→ TASK GOAL: For each line that holds "образованного", copy the line out.

····················

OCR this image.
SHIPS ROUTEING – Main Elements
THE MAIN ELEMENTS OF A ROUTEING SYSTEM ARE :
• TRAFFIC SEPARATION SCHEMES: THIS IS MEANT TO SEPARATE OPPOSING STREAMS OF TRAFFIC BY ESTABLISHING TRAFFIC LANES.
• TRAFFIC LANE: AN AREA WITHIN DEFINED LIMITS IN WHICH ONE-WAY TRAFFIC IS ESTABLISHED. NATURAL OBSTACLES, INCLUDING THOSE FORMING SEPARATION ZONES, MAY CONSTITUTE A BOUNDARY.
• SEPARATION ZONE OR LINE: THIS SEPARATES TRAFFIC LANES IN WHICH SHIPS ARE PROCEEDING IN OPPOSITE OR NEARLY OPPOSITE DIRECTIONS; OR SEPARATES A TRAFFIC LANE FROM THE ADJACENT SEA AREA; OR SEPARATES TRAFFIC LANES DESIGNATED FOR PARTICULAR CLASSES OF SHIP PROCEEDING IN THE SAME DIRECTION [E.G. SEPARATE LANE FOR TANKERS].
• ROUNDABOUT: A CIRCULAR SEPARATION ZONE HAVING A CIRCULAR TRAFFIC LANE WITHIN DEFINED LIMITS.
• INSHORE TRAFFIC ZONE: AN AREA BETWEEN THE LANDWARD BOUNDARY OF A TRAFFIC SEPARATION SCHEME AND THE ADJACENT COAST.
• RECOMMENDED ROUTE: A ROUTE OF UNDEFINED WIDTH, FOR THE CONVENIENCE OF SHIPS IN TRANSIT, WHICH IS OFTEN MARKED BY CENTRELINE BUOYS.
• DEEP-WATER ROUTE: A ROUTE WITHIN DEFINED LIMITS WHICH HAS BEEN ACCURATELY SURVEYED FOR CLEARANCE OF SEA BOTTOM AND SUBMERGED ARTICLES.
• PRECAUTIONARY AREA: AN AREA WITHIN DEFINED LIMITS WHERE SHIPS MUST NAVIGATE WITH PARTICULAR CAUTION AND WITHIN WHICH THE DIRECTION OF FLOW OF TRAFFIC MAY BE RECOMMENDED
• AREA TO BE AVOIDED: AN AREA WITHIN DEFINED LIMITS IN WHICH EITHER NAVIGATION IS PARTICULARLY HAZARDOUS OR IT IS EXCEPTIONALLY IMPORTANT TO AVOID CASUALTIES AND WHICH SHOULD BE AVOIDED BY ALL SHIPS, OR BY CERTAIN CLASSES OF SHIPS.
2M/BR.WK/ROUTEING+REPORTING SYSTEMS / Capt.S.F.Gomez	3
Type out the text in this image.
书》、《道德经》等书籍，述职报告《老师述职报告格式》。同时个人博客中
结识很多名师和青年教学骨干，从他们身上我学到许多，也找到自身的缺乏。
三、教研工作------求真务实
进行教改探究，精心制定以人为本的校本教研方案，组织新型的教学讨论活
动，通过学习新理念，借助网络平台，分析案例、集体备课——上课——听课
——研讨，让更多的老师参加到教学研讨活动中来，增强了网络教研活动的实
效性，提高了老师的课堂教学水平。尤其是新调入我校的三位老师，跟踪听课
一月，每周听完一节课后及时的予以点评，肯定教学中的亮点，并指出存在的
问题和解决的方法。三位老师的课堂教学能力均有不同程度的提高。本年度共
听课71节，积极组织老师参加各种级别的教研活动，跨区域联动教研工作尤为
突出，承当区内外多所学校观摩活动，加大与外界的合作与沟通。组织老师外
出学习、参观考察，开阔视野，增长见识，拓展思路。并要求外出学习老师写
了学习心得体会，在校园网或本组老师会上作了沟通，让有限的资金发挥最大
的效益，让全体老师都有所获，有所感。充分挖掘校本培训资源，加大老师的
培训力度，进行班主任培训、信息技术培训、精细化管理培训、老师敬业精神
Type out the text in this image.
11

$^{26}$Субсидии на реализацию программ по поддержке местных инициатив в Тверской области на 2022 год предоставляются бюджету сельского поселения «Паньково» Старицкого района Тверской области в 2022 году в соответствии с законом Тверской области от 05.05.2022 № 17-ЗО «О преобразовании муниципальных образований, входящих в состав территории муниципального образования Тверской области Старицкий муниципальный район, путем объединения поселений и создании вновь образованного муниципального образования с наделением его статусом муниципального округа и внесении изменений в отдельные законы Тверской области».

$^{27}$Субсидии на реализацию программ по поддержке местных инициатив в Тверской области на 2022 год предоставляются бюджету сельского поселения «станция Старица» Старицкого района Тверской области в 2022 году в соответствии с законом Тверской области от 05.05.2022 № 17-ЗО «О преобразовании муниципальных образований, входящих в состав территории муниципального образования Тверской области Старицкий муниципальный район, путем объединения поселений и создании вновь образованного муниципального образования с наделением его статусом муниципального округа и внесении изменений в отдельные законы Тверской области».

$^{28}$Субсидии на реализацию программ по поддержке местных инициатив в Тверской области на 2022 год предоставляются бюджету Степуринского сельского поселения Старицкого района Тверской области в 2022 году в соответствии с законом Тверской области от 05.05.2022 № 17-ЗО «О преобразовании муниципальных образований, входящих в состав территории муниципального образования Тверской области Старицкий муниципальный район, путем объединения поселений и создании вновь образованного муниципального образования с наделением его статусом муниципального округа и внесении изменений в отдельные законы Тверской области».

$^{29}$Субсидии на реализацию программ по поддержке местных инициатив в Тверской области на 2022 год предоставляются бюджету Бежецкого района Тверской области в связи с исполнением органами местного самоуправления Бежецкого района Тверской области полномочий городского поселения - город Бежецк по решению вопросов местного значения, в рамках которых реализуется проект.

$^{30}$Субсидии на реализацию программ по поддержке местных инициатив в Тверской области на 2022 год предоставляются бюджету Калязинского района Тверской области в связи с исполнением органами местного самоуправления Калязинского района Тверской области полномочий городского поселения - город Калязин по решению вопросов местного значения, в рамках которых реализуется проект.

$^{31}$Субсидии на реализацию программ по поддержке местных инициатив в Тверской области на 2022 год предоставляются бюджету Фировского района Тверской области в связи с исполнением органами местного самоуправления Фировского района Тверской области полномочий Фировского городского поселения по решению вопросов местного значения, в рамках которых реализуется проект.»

····················

→ THE RESPONSE:
$^{26}$Субсидии на реализацию программ по поддержке местных инициатив в Тверской области на 2022 год предоставляются бюджету сельского поселения «Паньково» Старицкого района Тверской области в 2022 году в соответствии с законом Тверской области от 05.05.2022 № 17-ЗО «О преобразовании муниципальных образований, входящих в состав территории муниципального образования Тверской области Старицкий муниципальный район, путем объединения поселений и создании вновь образованного муниципального образования с наделением его статусом муниципального округа и внесении изменений в отдельные законы Тверской области».
$^{27}$Субсидии на реализацию программ по поддержке местных инициатив в Тверской области на 2022 год предоставляются бюджету сельского поселения «станция Старица» Старицкого района Тверской области в 2022 году в соответствии с законом Тверской области от 05.05.2022 № 17-ЗО «О преобразовании муниципальных образований, входящих в состав территории муниципального образования Тверской области Старицкий муниципальный район, путем объединения поселений и создании вновь образованного муниципального образования с наделением его статусом муниципального округа и внесении изменений в отдельные законы Тверской области».
$^{28}$Субсидии на реализацию программ по поддержке местных инициатив в Тверской области на 2022 год предоставляются бюджету Степуринского сельского поселения Старицкого района Тверской области в 2022 году в соответствии с законом Тверской области от 05.05.2022 № 17-ЗО «О преобразовании муниципальных образований, входящих в состав территории муниципального образования Тверской области Старицкий муниципальный район, путем объединения поселений и создании вновь образованного муниципального образования с наделением его статусом муниципального округа и внесении изменений в отдельные законы Тверской области».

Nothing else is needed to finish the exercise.